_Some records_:
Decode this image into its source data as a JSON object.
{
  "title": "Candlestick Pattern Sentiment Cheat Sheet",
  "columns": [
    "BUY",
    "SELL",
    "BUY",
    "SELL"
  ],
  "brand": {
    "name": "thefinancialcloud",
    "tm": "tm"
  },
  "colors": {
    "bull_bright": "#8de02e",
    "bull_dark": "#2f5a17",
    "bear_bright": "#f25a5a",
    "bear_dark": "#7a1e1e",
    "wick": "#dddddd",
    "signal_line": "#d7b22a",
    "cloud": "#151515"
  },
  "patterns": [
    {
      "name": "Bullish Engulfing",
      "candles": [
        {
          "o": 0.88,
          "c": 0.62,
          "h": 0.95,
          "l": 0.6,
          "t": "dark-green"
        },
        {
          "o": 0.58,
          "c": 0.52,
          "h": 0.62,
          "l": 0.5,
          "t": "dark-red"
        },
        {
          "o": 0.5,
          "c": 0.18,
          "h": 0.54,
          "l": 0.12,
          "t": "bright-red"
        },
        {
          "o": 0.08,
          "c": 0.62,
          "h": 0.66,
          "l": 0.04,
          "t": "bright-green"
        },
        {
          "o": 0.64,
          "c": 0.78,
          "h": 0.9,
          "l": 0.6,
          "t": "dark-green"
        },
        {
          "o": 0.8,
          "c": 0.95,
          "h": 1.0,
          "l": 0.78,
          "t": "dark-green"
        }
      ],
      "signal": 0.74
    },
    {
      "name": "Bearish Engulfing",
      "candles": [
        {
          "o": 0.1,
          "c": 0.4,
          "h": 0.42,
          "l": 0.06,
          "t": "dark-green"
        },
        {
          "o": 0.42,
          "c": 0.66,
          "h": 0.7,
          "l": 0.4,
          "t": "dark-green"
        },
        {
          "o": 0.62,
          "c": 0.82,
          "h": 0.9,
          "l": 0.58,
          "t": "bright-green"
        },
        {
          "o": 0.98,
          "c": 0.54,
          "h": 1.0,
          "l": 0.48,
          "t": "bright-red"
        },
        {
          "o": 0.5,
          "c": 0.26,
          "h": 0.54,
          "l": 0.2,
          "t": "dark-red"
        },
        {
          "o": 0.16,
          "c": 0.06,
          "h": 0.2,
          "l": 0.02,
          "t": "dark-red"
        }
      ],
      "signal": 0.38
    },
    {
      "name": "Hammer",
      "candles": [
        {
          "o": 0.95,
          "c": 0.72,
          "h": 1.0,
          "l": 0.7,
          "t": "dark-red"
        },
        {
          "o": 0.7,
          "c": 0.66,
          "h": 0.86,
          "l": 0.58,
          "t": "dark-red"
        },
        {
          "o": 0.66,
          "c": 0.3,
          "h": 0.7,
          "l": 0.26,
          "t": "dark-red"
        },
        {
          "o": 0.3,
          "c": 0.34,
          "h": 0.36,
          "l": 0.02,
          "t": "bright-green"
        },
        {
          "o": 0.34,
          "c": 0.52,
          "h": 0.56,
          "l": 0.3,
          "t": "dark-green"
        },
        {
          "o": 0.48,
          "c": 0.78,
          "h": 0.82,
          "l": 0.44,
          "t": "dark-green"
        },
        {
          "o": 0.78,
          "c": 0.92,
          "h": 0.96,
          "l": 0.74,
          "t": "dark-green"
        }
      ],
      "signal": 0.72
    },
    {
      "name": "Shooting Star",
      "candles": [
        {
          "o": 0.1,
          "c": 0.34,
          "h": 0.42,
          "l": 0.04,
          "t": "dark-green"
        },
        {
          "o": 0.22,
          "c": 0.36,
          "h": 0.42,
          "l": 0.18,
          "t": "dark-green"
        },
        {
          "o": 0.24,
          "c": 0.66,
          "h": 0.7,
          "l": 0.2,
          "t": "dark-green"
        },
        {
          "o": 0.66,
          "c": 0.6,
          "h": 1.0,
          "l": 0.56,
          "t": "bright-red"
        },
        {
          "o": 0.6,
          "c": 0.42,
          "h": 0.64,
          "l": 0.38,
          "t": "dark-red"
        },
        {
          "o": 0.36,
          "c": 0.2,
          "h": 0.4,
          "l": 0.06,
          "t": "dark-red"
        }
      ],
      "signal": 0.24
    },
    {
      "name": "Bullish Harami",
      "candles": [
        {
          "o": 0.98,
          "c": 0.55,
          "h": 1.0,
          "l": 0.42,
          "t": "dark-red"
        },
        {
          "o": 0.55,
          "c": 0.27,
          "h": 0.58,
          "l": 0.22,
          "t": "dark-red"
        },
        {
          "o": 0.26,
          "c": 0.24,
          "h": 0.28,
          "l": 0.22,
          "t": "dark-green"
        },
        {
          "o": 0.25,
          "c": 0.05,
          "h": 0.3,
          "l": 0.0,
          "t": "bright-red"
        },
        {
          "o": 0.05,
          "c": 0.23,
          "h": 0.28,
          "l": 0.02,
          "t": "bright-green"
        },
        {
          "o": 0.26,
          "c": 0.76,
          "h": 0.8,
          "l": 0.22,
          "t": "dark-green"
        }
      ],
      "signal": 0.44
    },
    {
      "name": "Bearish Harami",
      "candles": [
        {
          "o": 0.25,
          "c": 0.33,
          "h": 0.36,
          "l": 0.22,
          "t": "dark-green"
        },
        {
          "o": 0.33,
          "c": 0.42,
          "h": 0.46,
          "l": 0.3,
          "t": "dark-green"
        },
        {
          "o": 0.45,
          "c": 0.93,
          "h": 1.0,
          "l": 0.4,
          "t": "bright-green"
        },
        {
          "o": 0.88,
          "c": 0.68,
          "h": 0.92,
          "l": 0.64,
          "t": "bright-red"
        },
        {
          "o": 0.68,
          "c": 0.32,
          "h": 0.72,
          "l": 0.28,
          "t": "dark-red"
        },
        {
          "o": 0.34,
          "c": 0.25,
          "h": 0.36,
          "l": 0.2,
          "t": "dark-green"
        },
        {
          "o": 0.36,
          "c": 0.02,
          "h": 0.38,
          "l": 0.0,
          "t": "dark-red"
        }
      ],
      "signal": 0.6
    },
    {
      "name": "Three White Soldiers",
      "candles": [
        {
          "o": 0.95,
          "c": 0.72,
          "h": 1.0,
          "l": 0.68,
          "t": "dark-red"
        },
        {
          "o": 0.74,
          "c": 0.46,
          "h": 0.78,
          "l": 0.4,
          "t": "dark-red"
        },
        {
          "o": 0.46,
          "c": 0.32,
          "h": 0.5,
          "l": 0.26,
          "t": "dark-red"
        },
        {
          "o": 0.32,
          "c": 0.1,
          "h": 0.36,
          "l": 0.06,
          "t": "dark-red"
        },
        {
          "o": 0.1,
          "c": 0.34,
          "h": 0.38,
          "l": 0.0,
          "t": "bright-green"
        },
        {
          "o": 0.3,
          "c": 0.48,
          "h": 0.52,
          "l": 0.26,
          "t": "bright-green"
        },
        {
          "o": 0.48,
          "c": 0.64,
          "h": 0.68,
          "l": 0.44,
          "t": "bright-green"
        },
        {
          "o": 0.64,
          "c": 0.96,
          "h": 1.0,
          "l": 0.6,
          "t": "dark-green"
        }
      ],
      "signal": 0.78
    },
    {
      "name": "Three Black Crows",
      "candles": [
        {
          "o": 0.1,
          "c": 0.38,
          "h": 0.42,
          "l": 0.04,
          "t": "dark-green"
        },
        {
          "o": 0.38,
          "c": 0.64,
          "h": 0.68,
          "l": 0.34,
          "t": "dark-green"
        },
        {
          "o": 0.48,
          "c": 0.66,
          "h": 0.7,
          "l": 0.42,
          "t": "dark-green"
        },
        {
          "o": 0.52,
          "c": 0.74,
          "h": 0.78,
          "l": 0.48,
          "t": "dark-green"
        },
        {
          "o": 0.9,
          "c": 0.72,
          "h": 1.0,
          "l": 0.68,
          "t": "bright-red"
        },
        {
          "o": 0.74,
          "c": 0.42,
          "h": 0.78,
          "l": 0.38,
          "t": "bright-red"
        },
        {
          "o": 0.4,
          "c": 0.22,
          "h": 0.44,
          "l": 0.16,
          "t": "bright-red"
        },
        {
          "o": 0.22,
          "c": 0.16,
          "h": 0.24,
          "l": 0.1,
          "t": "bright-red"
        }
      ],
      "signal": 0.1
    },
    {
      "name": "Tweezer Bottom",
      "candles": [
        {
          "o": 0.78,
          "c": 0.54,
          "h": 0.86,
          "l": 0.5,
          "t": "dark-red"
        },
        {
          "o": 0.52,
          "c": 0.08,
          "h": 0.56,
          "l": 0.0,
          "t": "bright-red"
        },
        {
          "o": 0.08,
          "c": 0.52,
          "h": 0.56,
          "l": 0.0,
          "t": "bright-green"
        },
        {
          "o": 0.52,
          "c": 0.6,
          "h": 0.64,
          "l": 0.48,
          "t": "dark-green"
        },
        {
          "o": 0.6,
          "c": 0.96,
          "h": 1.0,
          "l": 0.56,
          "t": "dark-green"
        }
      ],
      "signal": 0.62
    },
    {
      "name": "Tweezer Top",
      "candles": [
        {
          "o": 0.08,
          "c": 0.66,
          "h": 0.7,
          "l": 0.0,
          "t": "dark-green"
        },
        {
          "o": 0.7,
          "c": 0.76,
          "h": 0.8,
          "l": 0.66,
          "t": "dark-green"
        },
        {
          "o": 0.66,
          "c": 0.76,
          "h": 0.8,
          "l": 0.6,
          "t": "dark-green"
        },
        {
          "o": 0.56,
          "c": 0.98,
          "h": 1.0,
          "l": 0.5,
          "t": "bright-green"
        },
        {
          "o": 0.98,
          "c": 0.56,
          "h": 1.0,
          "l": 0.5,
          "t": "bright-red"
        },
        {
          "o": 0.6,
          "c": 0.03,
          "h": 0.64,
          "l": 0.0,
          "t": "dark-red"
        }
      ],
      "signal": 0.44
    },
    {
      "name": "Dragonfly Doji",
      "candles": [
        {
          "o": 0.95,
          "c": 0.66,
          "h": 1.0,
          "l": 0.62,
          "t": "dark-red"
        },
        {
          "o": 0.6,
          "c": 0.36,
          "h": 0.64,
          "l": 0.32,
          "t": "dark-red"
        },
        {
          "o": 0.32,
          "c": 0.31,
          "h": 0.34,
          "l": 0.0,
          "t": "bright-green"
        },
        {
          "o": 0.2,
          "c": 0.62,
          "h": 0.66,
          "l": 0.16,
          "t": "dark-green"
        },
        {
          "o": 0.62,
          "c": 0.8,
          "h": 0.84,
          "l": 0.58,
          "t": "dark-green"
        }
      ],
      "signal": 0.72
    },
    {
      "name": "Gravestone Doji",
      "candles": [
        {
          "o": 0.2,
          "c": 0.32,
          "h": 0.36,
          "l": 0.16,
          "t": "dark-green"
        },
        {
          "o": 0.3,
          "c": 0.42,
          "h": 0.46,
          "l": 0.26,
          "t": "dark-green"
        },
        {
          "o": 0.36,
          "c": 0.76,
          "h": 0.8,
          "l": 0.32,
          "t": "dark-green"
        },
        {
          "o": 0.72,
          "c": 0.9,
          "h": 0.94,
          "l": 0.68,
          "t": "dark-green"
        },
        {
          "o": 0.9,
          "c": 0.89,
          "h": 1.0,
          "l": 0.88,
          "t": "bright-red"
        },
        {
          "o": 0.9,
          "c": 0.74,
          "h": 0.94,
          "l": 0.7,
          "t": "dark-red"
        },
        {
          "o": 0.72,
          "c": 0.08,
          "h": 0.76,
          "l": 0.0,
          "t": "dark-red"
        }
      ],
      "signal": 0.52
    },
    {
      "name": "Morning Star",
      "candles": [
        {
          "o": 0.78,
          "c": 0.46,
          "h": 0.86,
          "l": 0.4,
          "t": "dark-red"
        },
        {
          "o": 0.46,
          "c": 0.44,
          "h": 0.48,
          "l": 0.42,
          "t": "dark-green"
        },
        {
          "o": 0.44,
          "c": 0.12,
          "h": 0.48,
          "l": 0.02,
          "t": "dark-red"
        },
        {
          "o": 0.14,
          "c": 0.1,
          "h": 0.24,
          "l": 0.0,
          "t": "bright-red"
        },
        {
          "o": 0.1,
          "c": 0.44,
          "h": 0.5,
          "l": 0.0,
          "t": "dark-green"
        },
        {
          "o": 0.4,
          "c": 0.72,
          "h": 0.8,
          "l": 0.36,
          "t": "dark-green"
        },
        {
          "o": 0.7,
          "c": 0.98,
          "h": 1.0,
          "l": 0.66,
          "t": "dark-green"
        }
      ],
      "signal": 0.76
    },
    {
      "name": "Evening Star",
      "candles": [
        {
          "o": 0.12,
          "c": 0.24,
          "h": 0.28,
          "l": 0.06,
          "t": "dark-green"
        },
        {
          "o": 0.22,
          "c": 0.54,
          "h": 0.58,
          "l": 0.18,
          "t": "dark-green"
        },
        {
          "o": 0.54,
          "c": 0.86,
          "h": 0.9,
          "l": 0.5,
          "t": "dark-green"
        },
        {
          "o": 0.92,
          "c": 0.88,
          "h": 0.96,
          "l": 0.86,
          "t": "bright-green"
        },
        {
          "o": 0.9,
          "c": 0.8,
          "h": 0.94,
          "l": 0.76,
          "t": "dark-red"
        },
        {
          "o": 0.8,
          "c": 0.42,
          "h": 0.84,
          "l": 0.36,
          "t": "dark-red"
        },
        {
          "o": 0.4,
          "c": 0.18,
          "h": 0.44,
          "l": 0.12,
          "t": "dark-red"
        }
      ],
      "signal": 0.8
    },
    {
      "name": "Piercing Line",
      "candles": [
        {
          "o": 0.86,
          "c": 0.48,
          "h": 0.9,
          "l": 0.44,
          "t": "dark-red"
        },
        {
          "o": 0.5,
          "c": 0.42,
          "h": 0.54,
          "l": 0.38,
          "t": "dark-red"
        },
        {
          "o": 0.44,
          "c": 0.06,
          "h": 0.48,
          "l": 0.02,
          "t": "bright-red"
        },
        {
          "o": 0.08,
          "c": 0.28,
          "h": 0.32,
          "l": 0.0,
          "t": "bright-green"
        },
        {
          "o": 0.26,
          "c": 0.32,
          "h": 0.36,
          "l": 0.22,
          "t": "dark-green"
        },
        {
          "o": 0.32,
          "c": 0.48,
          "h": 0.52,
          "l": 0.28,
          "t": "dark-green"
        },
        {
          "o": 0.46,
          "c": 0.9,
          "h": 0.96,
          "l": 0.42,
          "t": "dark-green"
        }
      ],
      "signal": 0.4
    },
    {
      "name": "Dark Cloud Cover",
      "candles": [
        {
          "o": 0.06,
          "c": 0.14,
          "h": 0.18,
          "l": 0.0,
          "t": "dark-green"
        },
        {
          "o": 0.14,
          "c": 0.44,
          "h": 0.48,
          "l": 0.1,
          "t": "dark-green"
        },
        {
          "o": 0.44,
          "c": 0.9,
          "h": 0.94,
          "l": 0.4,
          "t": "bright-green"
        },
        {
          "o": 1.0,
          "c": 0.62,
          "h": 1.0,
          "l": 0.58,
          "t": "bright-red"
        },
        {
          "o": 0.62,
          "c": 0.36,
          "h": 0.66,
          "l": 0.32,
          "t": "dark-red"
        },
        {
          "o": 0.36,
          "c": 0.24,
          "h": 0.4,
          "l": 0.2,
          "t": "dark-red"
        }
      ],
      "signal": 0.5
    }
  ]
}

_Problem_: Go through the listing above and pull out each line containing the word "Bullish".

_Answer to this problem_:
      "name": "Bullish Engulfing",
      "name": "Bullish Harami",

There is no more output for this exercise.